- Document segment:
## BEGIN
One. So you have one flag per tile, and a tile is 32 kilobytes. So I don't know, I think for an array of of a gigabyte, let's see.

Bryce

So it's so it's per per block.

Marco Salgado

Yeah, for an array of a gigabyte, you would have th around 30,000 tiles and 30,000 flags. So the amount of extra memory that you're using there is very small in comparison to the size of the array.

Bryce

Yeah.

Marco Salgado

Yeah, then so that's basically the algorithm. But if you think about it, so in the presentation, I call this and I call this the short algorithm, and that is because if you say that instead of having a rotate distance of one, let's say you have a rotate distance of I mean, I think now it's better if we switch to thinking in terms of tiles instead of elements, because we're always going to be talking about tiles, so we can just say that an array has a certain amount of tiles instead of elements. So imagine that you are now trying to rotate an array by five tiles. And let's say you only launch three blocks, so you can only process three tiles at the same time. Then okay, another thing I forgot to say is that whenever in the implementation, you're actually processing the tiles from the back of the array. Because since you're moving them to the left, you want to start processing from the back so that the first block gets the last tile and the second block gets the second to last tile. And so that way you're moving from the back, since you're moving the array to the left, you want to start processing from the back in order to get the best like the best overlap in that sense. Yeah. And so taking into account that we're doing that, let's say we want to rotate an array by five tiles and we're only launching three blocks, then we would have a deadlock because let's say the first block gets the last tile, the second block gets the second to last tile, the third block gets the third to last tile. So you're you're processing the three last tiles, but then the first block wants to overwrite the memory location of five tiles before it, because you're rotating it by five tiles. But that five tiles before it is not being processed by any block, so it's just going to be waiting indefinitely until it can overwrite that, and you're so so you're basically going to have a deadlock. And that's where that algorithm no longer works, and you need another way of doing it.
## END
- Data shown:
## BEGIN
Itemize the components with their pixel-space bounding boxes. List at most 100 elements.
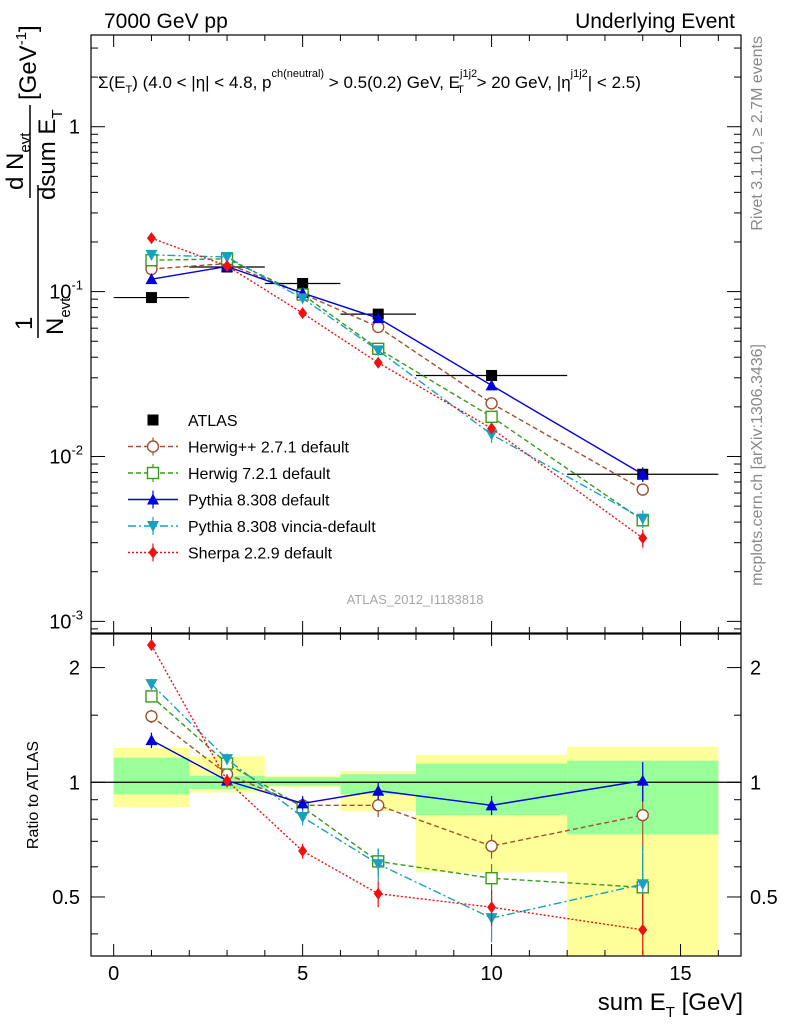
## END
- Task directions:
Type out the full conversation about rotating an array by tiles, word for word. The listing has no connection to the text.

- Problem solution:
One. So you have one flag per tile, and a tile is 32 kilobytes. So I don't know, I think for an array of of a gigabyte, let's see.

Bryce

So it's so it's per per block.

Marco Salgado

Yeah, for an array of a gigabyte, you would have th around 30,000 tiles and 30,000 flags. So the amount of extra memory that you're using there is very small in comparison to the size of the array.

Bryce

Yeah.

Marco Salgado

Yeah, then so that's basically the algorithm. But if you think about it, so in the presentation, I call this and I call this the short algorithm, and that is because if you say that instead of having a rotate distance of one, let's say you have a rotate distance of I mean, I think now it's better if we switch to thinking in terms of tiles instead of elements, because we're always going to be talking about tiles, so we can just say that an array has a certain amount of tiles instead of elements. So imagine that you are now trying to rotate an array by five tiles. And let's say you only launch three blocks, so you can only process three tiles at the same time. Then okay, another thing I forgot to say is that whenever in the implementation, you're actually processing the tiles from the back of the array. Because since you're moving them to the left, you want to start processing from the back so that the first block gets the last tile and the second block gets the second to last tile. And so that way you're moving from the back, since you're moving the array to the left, you want to start processing from the back in order to get the best like the best overlap in that sense. Yeah. And so taking into account that we're doing that, let's say we want to rotate an array by five tiles and we're only launching three blocks, then we would have a deadlock because let's say the first block gets the last tile, the second block gets the second to last tile, the third block gets the third to last tile. So you're you're processing the three last tiles, but then the first block wants to overwrite the memory location of five tiles before it, because you're rotating it by five tiles. But that five tiles before it is not being processed by any block, so it's just going to be waiting indefinitely until it can overwrite that, and you're so so you're basically going to have a deadlock. And that's where that algorithm no longer works, and you need another way of doing it.